[EXERCISE TASK]
Set down each record below precisely, skipping the pictures.

══ DATA RECORDS ══

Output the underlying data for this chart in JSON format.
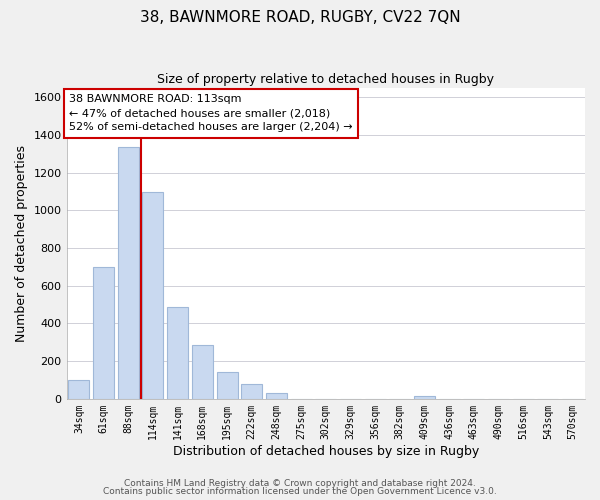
{
  "title": "38, BAWNMORE ROAD, RUGBY, CV22 7QN",
  "subtitle": "Size of property relative to detached houses in Rugby",
  "xlabel": "Distribution of detached houses by size in Rugby",
  "ylabel": "Number of detached properties",
  "bar_labels": [
    "34sqm",
    "61sqm",
    "88sqm",
    "114sqm",
    "141sqm",
    "168sqm",
    "195sqm",
    "222sqm",
    "248sqm",
    "275sqm",
    "302sqm",
    "329sqm",
    "356sqm",
    "382sqm",
    "409sqm",
    "436sqm",
    "463sqm",
    "490sqm",
    "516sqm",
    "543sqm",
    "570sqm"
  ],
  "bar_values": [
    100,
    700,
    1335,
    1100,
    490,
    285,
    140,
    80,
    30,
    0,
    0,
    0,
    0,
    0,
    15,
    0,
    0,
    0,
    0,
    0,
    0
  ],
  "bar_color": "#c9d9f0",
  "bar_edge_color": "#a0b8d8",
  "vline_index": 2.5,
  "vline_color": "#cc0000",
  "annotation_text": "38 BAWNMORE ROAD: 113sqm\n← 47% of detached houses are smaller (2,018)\n52% of semi-detached houses are larger (2,204) →",
  "annotation_box_color": "white",
  "annotation_box_edge": "#cc0000",
  "ylim": [
    0,
    1650
  ],
  "yticks": [
    0,
    200,
    400,
    600,
    800,
    1000,
    1200,
    1400,
    1600
  ],
  "footer_line1": "Contains HM Land Registry data © Crown copyright and database right 2024.",
  "footer_line2": "Contains public sector information licensed under the Open Government Licence v3.0.",
  "bg_color": "#f0f0f0",
  "plot_bg_color": "#ffffff",
  "grid_color": "#d0d0d8"
}
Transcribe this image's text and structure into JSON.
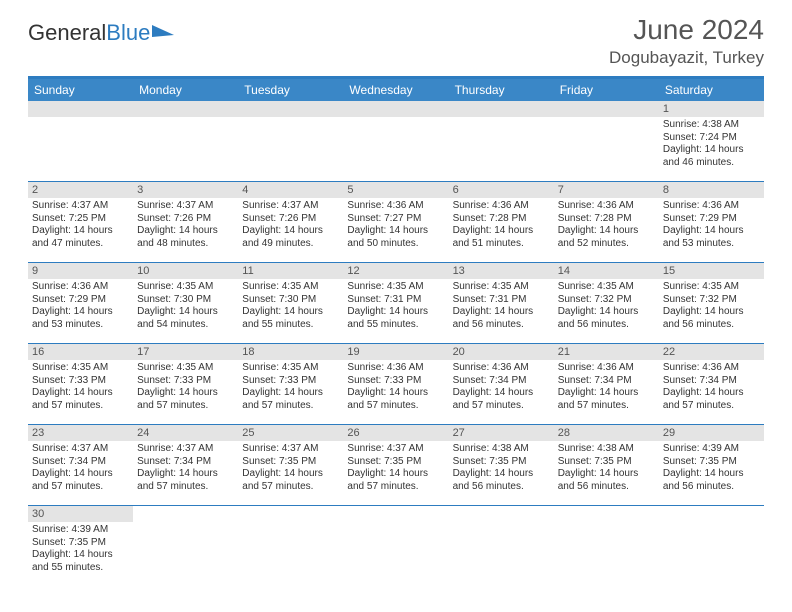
{
  "logo": {
    "part1": "General",
    "part2": "Blue"
  },
  "title": "June 2024",
  "location": "Dogubayazit, Turkey",
  "colors": {
    "header_bg": "#3a87c7",
    "border": "#2d7cc0",
    "daynum_bg": "#e4e4e4",
    "text": "#333333",
    "title_text": "#555555"
  },
  "typography": {
    "title_fontsize": 28,
    "location_fontsize": 17,
    "dayhead_fontsize": 12,
    "cell_fontsize": 10
  },
  "day_headers": [
    "Sunday",
    "Monday",
    "Tuesday",
    "Wednesday",
    "Thursday",
    "Friday",
    "Saturday"
  ],
  "weeks": [
    [
      null,
      null,
      null,
      null,
      null,
      null,
      {
        "n": "1",
        "sr": "4:38 AM",
        "ss": "7:24 PM",
        "dl": "14 hours and 46 minutes."
      }
    ],
    [
      {
        "n": "2",
        "sr": "4:37 AM",
        "ss": "7:25 PM",
        "dl": "14 hours and 47 minutes."
      },
      {
        "n": "3",
        "sr": "4:37 AM",
        "ss": "7:26 PM",
        "dl": "14 hours and 48 minutes."
      },
      {
        "n": "4",
        "sr": "4:37 AM",
        "ss": "7:26 PM",
        "dl": "14 hours and 49 minutes."
      },
      {
        "n": "5",
        "sr": "4:36 AM",
        "ss": "7:27 PM",
        "dl": "14 hours and 50 minutes."
      },
      {
        "n": "6",
        "sr": "4:36 AM",
        "ss": "7:28 PM",
        "dl": "14 hours and 51 minutes."
      },
      {
        "n": "7",
        "sr": "4:36 AM",
        "ss": "7:28 PM",
        "dl": "14 hours and 52 minutes."
      },
      {
        "n": "8",
        "sr": "4:36 AM",
        "ss": "7:29 PM",
        "dl": "14 hours and 53 minutes."
      }
    ],
    [
      {
        "n": "9",
        "sr": "4:36 AM",
        "ss": "7:29 PM",
        "dl": "14 hours and 53 minutes."
      },
      {
        "n": "10",
        "sr": "4:35 AM",
        "ss": "7:30 PM",
        "dl": "14 hours and 54 minutes."
      },
      {
        "n": "11",
        "sr": "4:35 AM",
        "ss": "7:30 PM",
        "dl": "14 hours and 55 minutes."
      },
      {
        "n": "12",
        "sr": "4:35 AM",
        "ss": "7:31 PM",
        "dl": "14 hours and 55 minutes."
      },
      {
        "n": "13",
        "sr": "4:35 AM",
        "ss": "7:31 PM",
        "dl": "14 hours and 56 minutes."
      },
      {
        "n": "14",
        "sr": "4:35 AM",
        "ss": "7:32 PM",
        "dl": "14 hours and 56 minutes."
      },
      {
        "n": "15",
        "sr": "4:35 AM",
        "ss": "7:32 PM",
        "dl": "14 hours and 56 minutes."
      }
    ],
    [
      {
        "n": "16",
        "sr": "4:35 AM",
        "ss": "7:33 PM",
        "dl": "14 hours and 57 minutes."
      },
      {
        "n": "17",
        "sr": "4:35 AM",
        "ss": "7:33 PM",
        "dl": "14 hours and 57 minutes."
      },
      {
        "n": "18",
        "sr": "4:35 AM",
        "ss": "7:33 PM",
        "dl": "14 hours and 57 minutes."
      },
      {
        "n": "19",
        "sr": "4:36 AM",
        "ss": "7:33 PM",
        "dl": "14 hours and 57 minutes."
      },
      {
        "n": "20",
        "sr": "4:36 AM",
        "ss": "7:34 PM",
        "dl": "14 hours and 57 minutes."
      },
      {
        "n": "21",
        "sr": "4:36 AM",
        "ss": "7:34 PM",
        "dl": "14 hours and 57 minutes."
      },
      {
        "n": "22",
        "sr": "4:36 AM",
        "ss": "7:34 PM",
        "dl": "14 hours and 57 minutes."
      }
    ],
    [
      {
        "n": "23",
        "sr": "4:37 AM",
        "ss": "7:34 PM",
        "dl": "14 hours and 57 minutes."
      },
      {
        "n": "24",
        "sr": "4:37 AM",
        "ss": "7:34 PM",
        "dl": "14 hours and 57 minutes."
      },
      {
        "n": "25",
        "sr": "4:37 AM",
        "ss": "7:35 PM",
        "dl": "14 hours and 57 minutes."
      },
      {
        "n": "26",
        "sr": "4:37 AM",
        "ss": "7:35 PM",
        "dl": "14 hours and 57 minutes."
      },
      {
        "n": "27",
        "sr": "4:38 AM",
        "ss": "7:35 PM",
        "dl": "14 hours and 56 minutes."
      },
      {
        "n": "28",
        "sr": "4:38 AM",
        "ss": "7:35 PM",
        "dl": "14 hours and 56 minutes."
      },
      {
        "n": "29",
        "sr": "4:39 AM",
        "ss": "7:35 PM",
        "dl": "14 hours and 56 minutes."
      }
    ],
    [
      {
        "n": "30",
        "sr": "4:39 AM",
        "ss": "7:35 PM",
        "dl": "14 hours and 55 minutes."
      },
      null,
      null,
      null,
      null,
      null,
      null
    ]
  ],
  "labels": {
    "sunrise": "Sunrise:",
    "sunset": "Sunset:",
    "daylight": "Daylight:"
  }
}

═══

[ANSWER]
Output the underlying data for this chart in JSON format.
{
  "title": "38, BAWNMORE ROAD, RUGBY, CV22 7QN",
  "subtitle": "Size of property relative to detached houses in Rugby",
  "xlabel": "Distribution of detached houses by size in Rugby",
  "ylabel": "Number of detached properties",
  "bar_labels": [
    "34sqm",
    "61sqm",
    "88sqm",
    "114sqm",
    "141sqm",
    "168sqm",
    "195sqm",
    "222sqm",
    "248sqm",
    "275sqm",
    "302sqm",
    "329sqm",
    "356sqm",
    "382sqm",
    "409sqm",
    "436sqm",
    "463sqm",
    "490sqm",
    "516sqm",
    "543sqm",
    "570sqm"
  ],
  "bar_values": [
    100,
    700,
    1335,
    1100,
    490,
    285,
    140,
    80,
    30,
    0,
    0,
    0,
    0,
    0,
    15,
    0,
    0,
    0,
    0,
    0,
    0
  ],
  "bar_color": "#c9d9f0",
  "bar_edge_color": "#a0b8d8",
  "vline_index": 2.5,
  "vline_color": "#cc0000",
  "annotation_text": "38 BAWNMORE ROAD: 113sqm\n← 47% of detached houses are smaller (2,018)\n52% of semi-detached houses are larger (2,204) →",
  "annotation_box_color": "white",
  "annotation_box_edge": "#cc0000",
  "ylim": [
    0,
    1650
  ],
  "yticks": [
    0,
    200,
    400,
    600,
    800,
    1000,
    1200,
    1400,
    1600
  ],
  "footer_line1": "Contains HM Land Registry data © Crown copyright and database right 2024.",
  "footer_line2": "Contains public sector information licensed under the Open Government Licence v3.0.",
  "bg_color": "#f0f0f0",
  "plot_bg_color": "#ffffff",
  "grid_color": "#d0d0d8"
}
Transcribe this image's text and structure into JSON.
{
  "logo": {
    "part1": "General",
    "part2": "Blue"
  },
  "title": "June 2024",
  "location": "Dogubayazit, Turkey",
  "colors": {
    "header_bg": "#3a87c7",
    "border": "#2d7cc0",
    "daynum_bg": "#e4e4e4",
    "text": "#333333",
    "title_text": "#555555"
  },
  "typography": {
    "title_fontsize": 28,
    "location_fontsize": 17,
    "dayhead_fontsize": 12,
    "cell_fontsize": 10
  },
  "day_headers": [
    "Sunday",
    "Monday",
    "Tuesday",
    "Wednesday",
    "Thursday",
    "Friday",
    "Saturday"
  ],
  "weeks": [
    [
      null,
      null,
      null,
      null,
      null,
      null,
      {
        "n": "1",
        "sr": "4:38 AM",
        "ss": "7:24 PM",
        "dl": "14 hours and 46 minutes."
      }
    ],
    [
      {
        "n": "2",
        "sr": "4:37 AM",
        "ss": "7:25 PM",
        "dl": "14 hours and 47 minutes."
      },
      {
        "n": "3",
        "sr": "4:37 AM",
        "ss": "7:26 PM",
        "dl": "14 hours and 48 minutes."
      },
      {
        "n": "4",
        "sr": "4:37 AM",
        "ss": "7:26 PM",
        "dl": "14 hours and 49 minutes."
      },
      {
        "n": "5",
        "sr": "4:36 AM",
        "ss": "7:27 PM",
        "dl": "14 hours and 50 minutes."
      },
      {
        "n": "6",
        "sr": "4:36 AM",
        "ss": "7:28 PM",
        "dl": "14 hours and 51 minutes."
      },
      {
        "n": "7",
        "sr": "4:36 AM",
        "ss": "7:28 PM",
        "dl": "14 hours and 52 minutes."
      },
      {
        "n": "8",
        "sr": "4:36 AM",
        "ss": "7:29 PM",
        "dl": "14 hours and 53 minutes."
      }
    ],
    [
      {
        "n": "9",
        "sr": "4:36 AM",
        "ss": "7:29 PM",
        "dl": "14 hours and 53 minutes."
      },
      {
        "n": "10",
        "sr": "4:35 AM",
        "ss": "7:30 PM",
        "dl": "14 hours and 54 minutes."
      },
      {
        "n": "11",
        "sr": "4:35 AM",
        "ss": "7:30 PM",
        "dl": "14 hours and 55 minutes."
      },
      {
        "n": "12",
        "sr": "4:35 AM",
        "ss": "7:31 PM",
        "dl": "14 hours and 55 minutes."
      },
      {
        "n": "13",
        "sr": "4:35 AM",
        "ss": "7:31 PM",
        "dl": "14 hours and 56 minutes."
      },
      {
        "n": "14",
        "sr": "4:35 AM",
        "ss": "7:32 PM",
        "dl": "14 hours and 56 minutes."
      },
      {
        "n": "15",
        "sr": "4:35 AM",
        "ss": "7:32 PM",
        "dl": "14 hours and 56 minutes."
      }
    ],
    [
      {
        "n": "16",
        "sr": "4:35 AM",
        "ss": "7:33 PM",
        "dl": "14 hours and 57 minutes."
      },
      {
        "n": "17",
        "sr": "4:35 AM",
        "ss": "7:33 PM",
        "dl": "14 hours and 57 minutes."
      },
      {
        "n": "18",
        "sr": "4:35 AM",
        "ss": "7:33 PM",
        "dl": "14 hours and 57 minutes."
      },
      {
        "n": "19",
        "sr": "4:36 AM",
        "ss": "7:33 PM",
        "dl": "14 hours and 57 minutes."
      },
      {
        "n": "20",
        "sr": "4:36 AM",
        "ss": "7:34 PM",
        "dl": "14 hours and 57 minutes."
      },
      {
        "n": "21",
        "sr": "4:36 AM",
        "ss": "7:34 PM",
        "dl": "14 hours and 57 minutes."
      },
      {
        "n": "22",
        "sr": "4:36 AM",
        "ss": "7:34 PM",
        "dl": "14 hours and 57 minutes."
      }
    ],
    [
      {
        "n": "23",
        "sr": "4:37 AM",
        "ss": "7:34 PM",
        "dl": "14 hours and 57 minutes."
      },
      {
        "n": "24",
        "sr": "4:37 AM",
        "ss": "7:34 PM",
        "dl": "14 hours and 57 minutes."
      },
      {
        "n": "25",
        "sr": "4:37 AM",
        "ss": "7:35 PM",
        "dl": "14 hours and 57 minutes."
      },
      {
        "n": "26",
        "sr": "4:37 AM",
        "ss": "7:35 PM",
        "dl": "14 hours and 57 minutes."
      },
      {
        "n": "27",
        "sr": "4:38 AM",
        "ss": "7:35 PM",
        "dl": "14 hours and 56 minutes."
      },
      {
        "n": "28",
        "sr": "4:38 AM",
        "ss": "7:35 PM",
        "dl": "14 hours and 56 minutes."
      },
      {
        "n": "29",
        "sr": "4:39 AM",
        "ss": "7:35 PM",
        "dl": "14 hours and 56 minutes."
      }
    ],
    [
      {
        "n": "30",
        "sr": "4:39 AM",
        "ss": "7:35 PM",
        "dl": "14 hours and 55 minutes."
      },
      null,
      null,
      null,
      null,
      null,
      null
    ]
  ],
  "labels": {
    "sunrise": "Sunrise:",
    "sunset": "Sunset:",
    "daylight": "Daylight:"
  }
}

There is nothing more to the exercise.